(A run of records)
*****
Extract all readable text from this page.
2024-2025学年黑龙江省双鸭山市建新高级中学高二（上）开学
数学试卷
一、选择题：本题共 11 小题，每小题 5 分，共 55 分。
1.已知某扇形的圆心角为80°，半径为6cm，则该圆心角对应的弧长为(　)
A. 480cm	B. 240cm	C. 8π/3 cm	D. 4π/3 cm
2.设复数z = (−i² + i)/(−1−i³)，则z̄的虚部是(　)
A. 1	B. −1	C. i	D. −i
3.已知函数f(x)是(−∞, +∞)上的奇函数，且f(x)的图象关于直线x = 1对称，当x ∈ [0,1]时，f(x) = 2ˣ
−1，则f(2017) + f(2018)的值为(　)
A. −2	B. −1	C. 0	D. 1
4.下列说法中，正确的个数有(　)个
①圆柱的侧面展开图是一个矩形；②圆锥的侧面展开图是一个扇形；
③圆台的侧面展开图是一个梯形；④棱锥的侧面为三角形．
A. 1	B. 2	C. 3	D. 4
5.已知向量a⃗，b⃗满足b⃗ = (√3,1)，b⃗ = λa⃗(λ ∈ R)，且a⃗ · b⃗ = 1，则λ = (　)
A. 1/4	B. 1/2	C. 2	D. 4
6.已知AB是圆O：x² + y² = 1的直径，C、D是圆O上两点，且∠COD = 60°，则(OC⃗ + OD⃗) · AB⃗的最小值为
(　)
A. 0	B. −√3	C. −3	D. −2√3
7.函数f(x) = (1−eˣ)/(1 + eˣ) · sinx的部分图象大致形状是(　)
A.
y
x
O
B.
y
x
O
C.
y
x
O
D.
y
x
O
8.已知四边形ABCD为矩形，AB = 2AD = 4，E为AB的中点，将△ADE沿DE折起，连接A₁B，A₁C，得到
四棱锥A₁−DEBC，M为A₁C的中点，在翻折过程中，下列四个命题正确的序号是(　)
*****
Write the complete data out, exactly as above.

§ REPLY
Extract all readable text from this page.
2024-2025学年黑龙江省双鸭山市建新高级中学高二（上）开学
数学试卷
一、选择题：本题共 11 小题，每小题 5 分，共 55 分。
1.已知某扇形的圆心角为80°，半径为6cm，则该圆心角对应的弧长为(　)
A. 480cm	B. 240cm	C. 8π/3 cm	D. 4π/3 cm
2.设复数z = (−i² + i)/(−1−i³)，则z̄的虚部是(　)
A. 1	B. −1	C. i	D. −i
3.已知函数f(x)是(−∞, +∞)上的奇函数，且f(x)的图象关于直线x = 1对称，当x ∈ [0,1]时，f(x) = 2ˣ
−1，则f(2017) + f(2018)的值为(　)
A. −2	B. −1	C. 0	D. 1
4.下列说法中，正确的个数有(　)个
①圆柱的侧面展开图是一个矩形；②圆锥的侧面展开图是一个扇形；
③圆台的侧面展开图是一个梯形；④棱锥的侧面为三角形．
A. 1	B. 2	C. 3	D. 4
5.已知向量a⃗，b⃗满足b⃗ = (√3,1)，b⃗ = λa⃗(λ ∈ R)，且a⃗ · b⃗ = 1，则λ = (　)
A. 1/4	B. 1/2	C. 2	D. 4
6.已知AB是圆O：x² + y² = 1的直径，C、D是圆O上两点，且∠COD = 60°，则(OC⃗ + OD⃗) · AB⃗的最小值为
(　)
A. 0	B. −√3	C. −3	D. −2√3
7.函数f(x) = (1−eˣ)/(1 + eˣ) · sinx的部分图象大致形状是(　)
A.
y
x
O
B.
y
x
O
C.
y
x
O
D.
y
x
O
8.已知四边形ABCD为矩形，AB = 2AD = 4，E为AB的中点，将△ADE沿DE折起，连接A₁B，A₁C，得到
四棱锥A₁−DEBC，M为A₁C的中点，在翻折过程中，下列四个命题正确的序号是(　)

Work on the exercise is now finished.